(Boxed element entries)
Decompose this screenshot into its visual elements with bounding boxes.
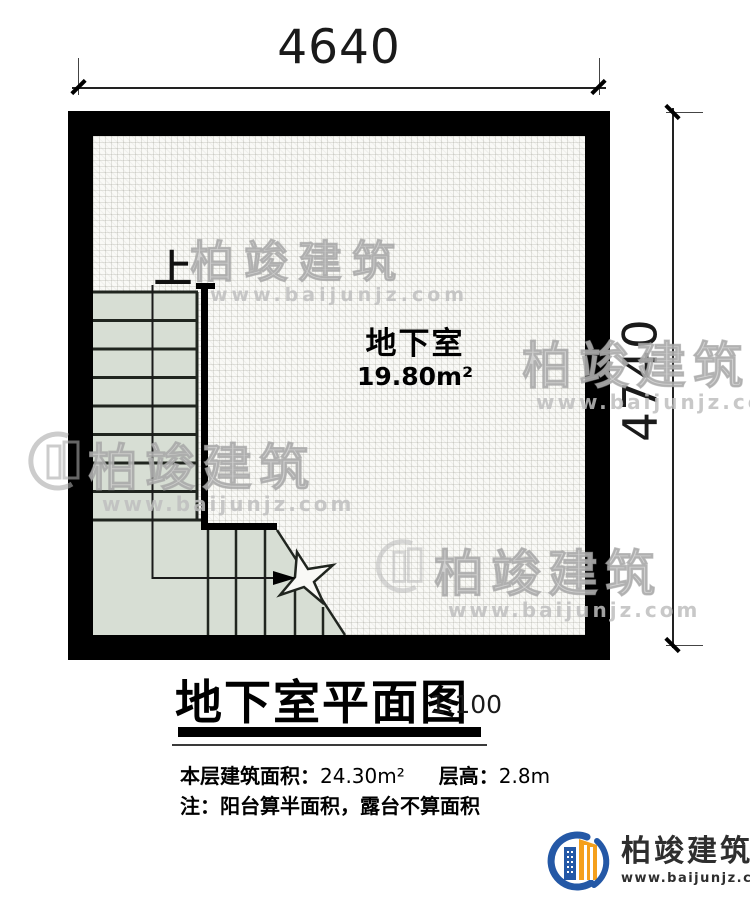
dimension-right-line xyxy=(672,108,674,648)
area-info-line: 本层建筑面积：24.30m² 层高：2.8m xyxy=(180,760,550,789)
dimension-right-value: 4740 xyxy=(614,318,669,442)
brand-name: 柏竣建筑 xyxy=(621,837,750,867)
dimension-top-line xyxy=(72,87,606,89)
room-name: 地下室 xyxy=(335,328,495,361)
room-area: 19.80m² xyxy=(335,364,495,390)
room-label: 地下室 19.80m² xyxy=(335,328,495,390)
sheet-scale: 1:100 xyxy=(430,690,502,719)
note-line: 注：阳台算半面积，露台不算面积 xyxy=(180,790,480,819)
stairs-up-label: 上 xyxy=(154,238,192,293)
title-underline-rule xyxy=(172,744,487,746)
floor-plan-sheet: 4640 4740 xyxy=(0,0,750,899)
brand-site: www.baijunjz.com xyxy=(621,871,750,886)
brand-logo-icon xyxy=(543,828,615,894)
floor-area: 本层建筑面积：24.30m² xyxy=(180,760,405,789)
floor-height: 层高：2.8m xyxy=(439,760,550,789)
extension-line xyxy=(599,58,600,95)
sheet-title: 地下室平面图 xyxy=(175,664,469,733)
title-underline-bar xyxy=(178,727,481,737)
brand-logo: 柏竣建筑 www.baijunjz.com xyxy=(543,828,750,894)
dimension-top-value: 4640 xyxy=(72,20,606,75)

■ **What to do**
Rewrite only the lines of the material running from the line with "dimension-right-line xyxy=(672,108,674,648)" to the line with "brand-site: www.baijunjz.com xyxy=(621,871,750,886)", replacing "dimension" with "measure" and leaving everything else unchanged.

■ **Exercise solution**
measure-right-line xyxy=(672,108,674,648)
area-info-line: 本层建筑面积：24.30m² 层高：2.8m xyxy=(180,760,550,789)
measure-right-value: 4740 xyxy=(614,318,669,442)
brand-name: 柏竣建筑 xyxy=(621,837,750,867)
measure-top-line xyxy=(72,87,606,89)
room-name: 地下室 xyxy=(335,328,495,361)
room-area: 19.80m² xyxy=(335,364,495,390)
room-label: 地下室 19.80m² xyxy=(335,328,495,390)
sheet-scale: 1:100 xyxy=(430,690,502,719)
note-line: 注：阳台算半面积，露台不算面积 xyxy=(180,790,480,819)
stairs-up-label: 上 xyxy=(154,238,192,293)
title-underline-rule xyxy=(172,744,487,746)
floor-plan-sheet: 4640 4740 xyxy=(0,0,750,899)
brand-site: www.baijunjz.com xyxy=(621,871,750,886)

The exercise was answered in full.